- **Challenge**: Go through the listing and return every line with "grand" in it.

* * * *

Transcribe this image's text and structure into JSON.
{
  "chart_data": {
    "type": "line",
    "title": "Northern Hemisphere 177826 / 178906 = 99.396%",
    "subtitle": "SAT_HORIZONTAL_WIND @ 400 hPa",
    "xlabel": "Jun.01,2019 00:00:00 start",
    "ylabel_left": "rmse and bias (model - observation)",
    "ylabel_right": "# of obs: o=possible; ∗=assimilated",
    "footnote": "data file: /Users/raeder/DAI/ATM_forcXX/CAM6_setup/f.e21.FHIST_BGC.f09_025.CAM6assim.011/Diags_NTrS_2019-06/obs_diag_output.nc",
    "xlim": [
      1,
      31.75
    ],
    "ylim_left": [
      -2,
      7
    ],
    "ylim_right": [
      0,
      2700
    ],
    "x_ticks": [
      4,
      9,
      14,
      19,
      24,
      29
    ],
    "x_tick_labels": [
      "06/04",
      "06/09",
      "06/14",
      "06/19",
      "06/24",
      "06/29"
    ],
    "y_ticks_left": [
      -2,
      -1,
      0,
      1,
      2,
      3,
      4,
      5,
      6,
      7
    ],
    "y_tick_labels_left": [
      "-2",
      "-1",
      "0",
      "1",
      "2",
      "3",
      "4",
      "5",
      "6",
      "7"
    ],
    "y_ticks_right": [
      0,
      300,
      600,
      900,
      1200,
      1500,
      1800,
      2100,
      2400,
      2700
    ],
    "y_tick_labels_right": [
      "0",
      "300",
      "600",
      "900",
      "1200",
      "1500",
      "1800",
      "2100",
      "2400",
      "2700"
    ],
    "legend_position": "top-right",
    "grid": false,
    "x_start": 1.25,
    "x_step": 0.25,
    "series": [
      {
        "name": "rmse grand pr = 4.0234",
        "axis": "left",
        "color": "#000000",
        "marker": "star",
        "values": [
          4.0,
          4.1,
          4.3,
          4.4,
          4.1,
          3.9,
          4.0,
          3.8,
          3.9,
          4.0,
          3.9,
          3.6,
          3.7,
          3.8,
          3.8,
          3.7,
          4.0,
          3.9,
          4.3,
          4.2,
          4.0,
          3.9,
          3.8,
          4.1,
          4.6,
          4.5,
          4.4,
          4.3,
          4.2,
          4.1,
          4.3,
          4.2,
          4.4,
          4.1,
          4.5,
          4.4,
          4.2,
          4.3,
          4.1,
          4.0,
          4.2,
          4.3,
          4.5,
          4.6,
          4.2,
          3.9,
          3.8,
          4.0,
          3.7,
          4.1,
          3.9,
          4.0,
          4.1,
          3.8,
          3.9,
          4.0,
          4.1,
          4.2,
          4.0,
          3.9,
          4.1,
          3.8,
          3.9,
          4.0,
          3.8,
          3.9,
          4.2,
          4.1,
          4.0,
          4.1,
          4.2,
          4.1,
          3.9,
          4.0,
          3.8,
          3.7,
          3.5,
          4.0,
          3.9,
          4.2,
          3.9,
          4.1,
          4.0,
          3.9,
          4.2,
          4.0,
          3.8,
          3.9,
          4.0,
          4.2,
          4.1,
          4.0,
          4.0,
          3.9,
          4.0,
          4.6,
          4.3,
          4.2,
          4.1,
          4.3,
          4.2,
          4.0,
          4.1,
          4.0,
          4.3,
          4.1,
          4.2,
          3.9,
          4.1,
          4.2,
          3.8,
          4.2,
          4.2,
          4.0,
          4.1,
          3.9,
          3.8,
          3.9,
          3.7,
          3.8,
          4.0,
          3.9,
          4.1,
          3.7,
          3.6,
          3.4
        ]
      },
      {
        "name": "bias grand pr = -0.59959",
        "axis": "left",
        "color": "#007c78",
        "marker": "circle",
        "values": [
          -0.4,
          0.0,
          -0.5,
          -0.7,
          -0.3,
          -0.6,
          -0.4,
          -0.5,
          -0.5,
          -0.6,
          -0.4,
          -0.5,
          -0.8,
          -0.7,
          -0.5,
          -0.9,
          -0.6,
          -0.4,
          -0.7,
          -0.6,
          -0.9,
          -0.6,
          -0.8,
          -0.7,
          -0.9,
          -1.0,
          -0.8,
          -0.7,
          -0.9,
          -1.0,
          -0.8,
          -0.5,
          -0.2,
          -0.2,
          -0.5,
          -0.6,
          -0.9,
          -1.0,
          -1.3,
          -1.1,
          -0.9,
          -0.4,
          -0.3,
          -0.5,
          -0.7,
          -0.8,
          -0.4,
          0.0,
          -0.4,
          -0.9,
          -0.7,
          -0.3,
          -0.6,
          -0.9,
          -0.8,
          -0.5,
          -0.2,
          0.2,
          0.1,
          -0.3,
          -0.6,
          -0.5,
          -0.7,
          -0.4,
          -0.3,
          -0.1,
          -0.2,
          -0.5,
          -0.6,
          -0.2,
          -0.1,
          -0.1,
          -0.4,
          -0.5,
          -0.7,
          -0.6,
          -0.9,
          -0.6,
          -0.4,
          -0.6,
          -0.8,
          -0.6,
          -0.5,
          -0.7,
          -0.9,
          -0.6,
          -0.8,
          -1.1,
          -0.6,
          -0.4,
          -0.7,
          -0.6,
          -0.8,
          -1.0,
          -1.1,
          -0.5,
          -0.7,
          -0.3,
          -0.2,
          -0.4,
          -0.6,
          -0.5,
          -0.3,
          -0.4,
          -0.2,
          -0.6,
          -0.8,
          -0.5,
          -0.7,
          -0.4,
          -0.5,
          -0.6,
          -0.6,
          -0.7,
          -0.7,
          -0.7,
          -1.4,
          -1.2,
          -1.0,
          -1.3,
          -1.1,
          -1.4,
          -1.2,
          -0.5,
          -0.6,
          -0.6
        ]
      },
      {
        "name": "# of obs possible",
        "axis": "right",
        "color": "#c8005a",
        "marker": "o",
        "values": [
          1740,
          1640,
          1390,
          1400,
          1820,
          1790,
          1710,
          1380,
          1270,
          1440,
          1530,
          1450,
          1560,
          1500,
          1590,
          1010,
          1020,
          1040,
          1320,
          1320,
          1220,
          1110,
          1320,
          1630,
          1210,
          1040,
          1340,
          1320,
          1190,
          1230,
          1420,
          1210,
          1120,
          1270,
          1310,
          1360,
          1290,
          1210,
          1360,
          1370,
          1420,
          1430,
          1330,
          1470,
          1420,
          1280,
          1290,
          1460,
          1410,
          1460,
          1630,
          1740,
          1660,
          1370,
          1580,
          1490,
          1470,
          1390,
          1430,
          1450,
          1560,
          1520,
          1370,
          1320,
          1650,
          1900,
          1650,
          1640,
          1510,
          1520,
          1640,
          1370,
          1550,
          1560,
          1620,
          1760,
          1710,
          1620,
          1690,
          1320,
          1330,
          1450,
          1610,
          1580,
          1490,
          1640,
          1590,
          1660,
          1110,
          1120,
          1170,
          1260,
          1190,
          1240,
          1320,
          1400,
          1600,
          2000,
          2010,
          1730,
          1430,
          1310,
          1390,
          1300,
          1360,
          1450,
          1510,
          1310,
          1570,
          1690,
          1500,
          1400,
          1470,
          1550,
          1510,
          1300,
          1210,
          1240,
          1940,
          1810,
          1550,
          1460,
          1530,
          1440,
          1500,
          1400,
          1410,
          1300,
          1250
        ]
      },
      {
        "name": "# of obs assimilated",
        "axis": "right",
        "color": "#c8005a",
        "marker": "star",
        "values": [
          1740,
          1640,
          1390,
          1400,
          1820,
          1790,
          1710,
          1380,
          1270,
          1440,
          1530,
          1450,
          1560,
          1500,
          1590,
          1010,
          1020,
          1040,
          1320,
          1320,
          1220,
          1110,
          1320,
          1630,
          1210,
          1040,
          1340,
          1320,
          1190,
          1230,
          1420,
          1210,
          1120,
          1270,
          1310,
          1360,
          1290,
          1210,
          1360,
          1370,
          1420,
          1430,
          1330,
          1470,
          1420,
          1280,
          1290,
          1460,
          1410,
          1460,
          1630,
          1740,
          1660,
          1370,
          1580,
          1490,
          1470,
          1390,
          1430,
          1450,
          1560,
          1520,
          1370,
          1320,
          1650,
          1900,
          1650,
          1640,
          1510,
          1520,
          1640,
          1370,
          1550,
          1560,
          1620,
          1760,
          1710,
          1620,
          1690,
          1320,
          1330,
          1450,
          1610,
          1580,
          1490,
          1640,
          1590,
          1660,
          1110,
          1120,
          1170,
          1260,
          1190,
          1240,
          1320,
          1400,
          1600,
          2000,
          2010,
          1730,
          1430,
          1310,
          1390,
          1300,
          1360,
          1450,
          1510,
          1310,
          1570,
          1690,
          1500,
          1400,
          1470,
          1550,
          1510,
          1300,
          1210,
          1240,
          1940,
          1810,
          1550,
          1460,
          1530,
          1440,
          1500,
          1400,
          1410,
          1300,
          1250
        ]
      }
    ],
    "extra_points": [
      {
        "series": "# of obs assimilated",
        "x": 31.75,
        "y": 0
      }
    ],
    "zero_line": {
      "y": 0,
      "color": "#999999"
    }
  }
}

* * * *

- **Expected output**:
        "name": "rmse grand pr = 4.0234",
        "name": "bias grand pr = -0.59959",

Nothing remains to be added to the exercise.